What to work on: Return a copy of each line that holds the string "Fahrzeuginnenraum".

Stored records
※
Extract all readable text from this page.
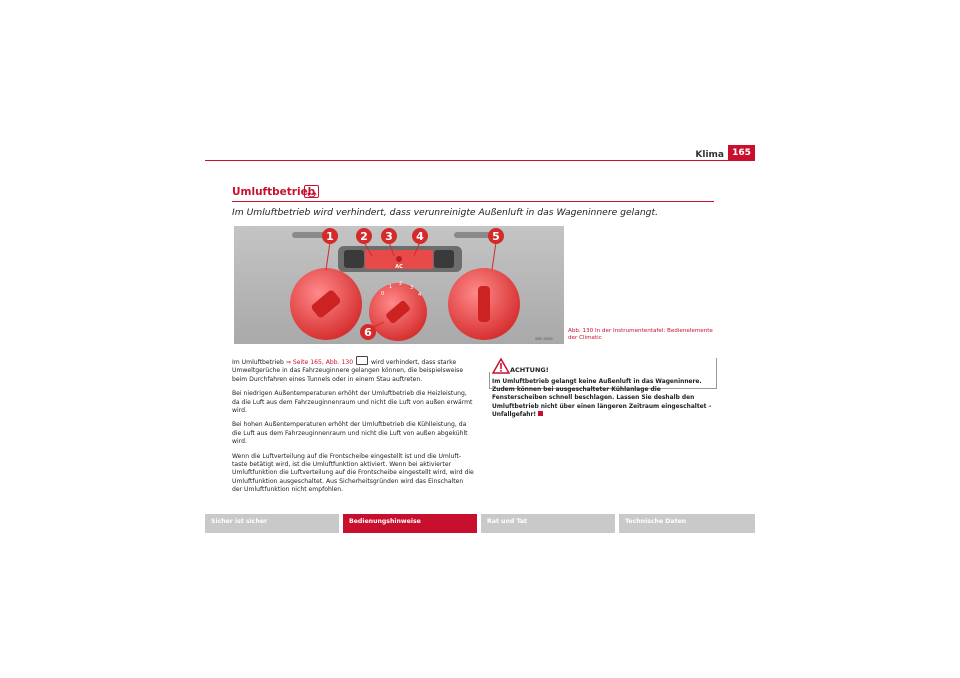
Klima 165
Umluftbetrieb
Im Umluftbetrieb wird verhindert, dass verunreinigte Außenluft in das Wageninnere gelangt.
1 2 3 4	5
6
0
1 2
3
4
AC
B5F-0456
Abb. 130 In der Instrumententafel: Bedienelemente der Climatic

Im Umluftbetrieb ⇒ Seite 165, Abb. 130	wird verhindert, dass starke Umweltgerüche in das Fahrzeuginnere gelangen können, die beispielsweise beim Durchfahren eines Tunnels oder in einem Stau auftreten.

Bei niedrigen Außentemperaturen erhöht der Umluftbetrieb die Heizleistung, da die Luft aus dem Fahrzeuginnenraum und nicht die Luft von außen erwärmt wird.

Bei hohen Außentemperaturen erhöht der Umluftbetrieb die Kühlleistung, da die Luft aus dem Fahrzeuginnenraum und nicht die Luft von außen abgekühlt wird.

Wenn die Luftverteilung auf die Frontscheibe eingestellt ist und die Umluft-taste betätigt wird, ist die Umluftfunktion aktiviert. Wenn bei aktivierter Umluftfunktion die Luftverteilung auf die Frontscheibe eingestellt wird, wird die Umluftfunktion ausgeschaltet. Aus Sicherheitsgründen wird das Einschalten der Umluftfunktion nicht empfohlen.

ACHTUNG!
Im Umluftbetrieb gelangt keine Außenluft in das Wageninnere. Zudem können bei ausgeschalteter Kühlanlage die Fensterscheiben schnell beschlagen. Lassen Sie deshalb den Umluftbetrieb nicht über einen längeren Zeitraum eingeschaltet – Unfallgefahr!
Sicher ist sicher	Bedienungshinweise	Rat und Tat	Technische Daten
※
Response to the exercise:
Bei niedrigen Außentemperaturen erhöht der Umluftbetrieb die Heizleistung, da die Luft aus dem Fahrzeuginnenraum und nicht die Luft von außen erwärmt wird.
Bei hohen Außentemperaturen erhöht der Umluftbetrieb die Kühlleistung, da die Luft aus dem Fahrzeuginnenraum und nicht die Luft von außen abgekühlt wird.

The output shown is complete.